Instructions to follow: Read through the data and report every line in which the word "foreign" occurs.

Rows:
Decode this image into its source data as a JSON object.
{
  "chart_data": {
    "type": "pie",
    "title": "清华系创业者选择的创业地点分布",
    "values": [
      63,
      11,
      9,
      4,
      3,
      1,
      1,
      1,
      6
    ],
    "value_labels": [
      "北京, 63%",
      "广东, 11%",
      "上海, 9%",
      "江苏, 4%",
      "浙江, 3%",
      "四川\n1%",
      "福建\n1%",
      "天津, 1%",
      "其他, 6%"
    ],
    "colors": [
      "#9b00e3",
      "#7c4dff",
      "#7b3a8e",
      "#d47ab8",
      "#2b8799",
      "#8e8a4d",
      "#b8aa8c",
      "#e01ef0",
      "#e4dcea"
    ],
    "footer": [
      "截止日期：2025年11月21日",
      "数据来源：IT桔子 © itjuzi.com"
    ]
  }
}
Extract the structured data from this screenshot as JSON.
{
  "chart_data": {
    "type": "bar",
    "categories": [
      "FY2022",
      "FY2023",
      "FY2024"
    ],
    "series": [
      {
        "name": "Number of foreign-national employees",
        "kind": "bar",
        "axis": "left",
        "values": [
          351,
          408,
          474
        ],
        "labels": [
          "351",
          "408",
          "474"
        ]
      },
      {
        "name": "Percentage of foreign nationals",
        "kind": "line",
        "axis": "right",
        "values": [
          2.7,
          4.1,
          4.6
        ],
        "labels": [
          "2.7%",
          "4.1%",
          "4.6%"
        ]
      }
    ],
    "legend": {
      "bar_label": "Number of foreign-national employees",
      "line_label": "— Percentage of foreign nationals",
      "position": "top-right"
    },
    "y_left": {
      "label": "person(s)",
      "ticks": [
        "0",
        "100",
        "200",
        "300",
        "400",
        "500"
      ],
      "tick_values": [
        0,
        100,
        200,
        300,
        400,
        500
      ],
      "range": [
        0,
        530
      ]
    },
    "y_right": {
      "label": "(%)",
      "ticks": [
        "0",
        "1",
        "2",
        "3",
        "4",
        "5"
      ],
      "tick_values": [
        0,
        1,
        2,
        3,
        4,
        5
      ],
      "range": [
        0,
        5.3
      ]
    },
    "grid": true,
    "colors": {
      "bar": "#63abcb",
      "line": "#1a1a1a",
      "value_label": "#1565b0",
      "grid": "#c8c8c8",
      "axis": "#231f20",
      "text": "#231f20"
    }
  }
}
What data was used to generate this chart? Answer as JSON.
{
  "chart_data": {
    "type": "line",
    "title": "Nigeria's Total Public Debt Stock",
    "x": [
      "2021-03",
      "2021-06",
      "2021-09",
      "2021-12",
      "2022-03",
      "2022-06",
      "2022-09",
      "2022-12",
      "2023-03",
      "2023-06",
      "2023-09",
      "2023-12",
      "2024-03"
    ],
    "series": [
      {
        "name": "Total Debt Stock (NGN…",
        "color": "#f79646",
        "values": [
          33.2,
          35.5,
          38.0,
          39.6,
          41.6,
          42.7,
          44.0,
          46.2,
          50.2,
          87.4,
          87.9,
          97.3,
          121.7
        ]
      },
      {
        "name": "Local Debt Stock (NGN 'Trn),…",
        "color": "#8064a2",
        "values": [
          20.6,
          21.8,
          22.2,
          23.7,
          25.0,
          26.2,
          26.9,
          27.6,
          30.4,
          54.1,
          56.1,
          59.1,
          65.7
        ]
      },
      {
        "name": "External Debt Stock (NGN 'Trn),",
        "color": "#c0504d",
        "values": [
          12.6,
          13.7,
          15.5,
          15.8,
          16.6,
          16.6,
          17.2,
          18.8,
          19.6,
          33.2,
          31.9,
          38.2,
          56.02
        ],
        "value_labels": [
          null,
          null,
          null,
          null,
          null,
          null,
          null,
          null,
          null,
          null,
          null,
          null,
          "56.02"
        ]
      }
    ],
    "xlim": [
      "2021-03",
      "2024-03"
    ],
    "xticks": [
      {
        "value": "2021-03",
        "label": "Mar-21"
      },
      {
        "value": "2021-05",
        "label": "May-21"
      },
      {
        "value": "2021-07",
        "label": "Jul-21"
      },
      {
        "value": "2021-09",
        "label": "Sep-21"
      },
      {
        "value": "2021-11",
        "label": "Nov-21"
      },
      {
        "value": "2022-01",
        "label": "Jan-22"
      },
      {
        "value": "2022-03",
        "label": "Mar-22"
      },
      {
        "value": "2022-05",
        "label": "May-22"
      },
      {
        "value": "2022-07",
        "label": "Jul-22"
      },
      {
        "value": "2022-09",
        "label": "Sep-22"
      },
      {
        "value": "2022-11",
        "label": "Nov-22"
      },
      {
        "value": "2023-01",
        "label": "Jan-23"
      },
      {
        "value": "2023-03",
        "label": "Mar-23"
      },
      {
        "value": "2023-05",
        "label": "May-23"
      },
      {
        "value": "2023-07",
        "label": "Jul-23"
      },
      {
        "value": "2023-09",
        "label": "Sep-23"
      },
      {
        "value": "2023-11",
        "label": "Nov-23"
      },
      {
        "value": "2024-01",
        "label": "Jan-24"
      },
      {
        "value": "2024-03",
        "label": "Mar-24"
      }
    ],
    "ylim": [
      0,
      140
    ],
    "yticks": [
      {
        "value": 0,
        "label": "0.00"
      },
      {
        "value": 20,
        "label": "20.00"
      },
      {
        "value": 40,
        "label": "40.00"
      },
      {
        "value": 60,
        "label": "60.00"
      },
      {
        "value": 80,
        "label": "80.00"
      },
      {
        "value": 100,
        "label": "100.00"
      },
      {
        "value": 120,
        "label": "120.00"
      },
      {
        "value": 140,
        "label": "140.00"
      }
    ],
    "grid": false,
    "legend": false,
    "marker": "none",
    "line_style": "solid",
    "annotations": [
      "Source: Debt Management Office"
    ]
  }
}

Task answer:
        "name": "Number of foreign-national employees",
        "name": "Percentage of foreign nationals",
      "bar_label": "Number of foreign-national employees",
      "line_label": "— Percentage of foreign nationals",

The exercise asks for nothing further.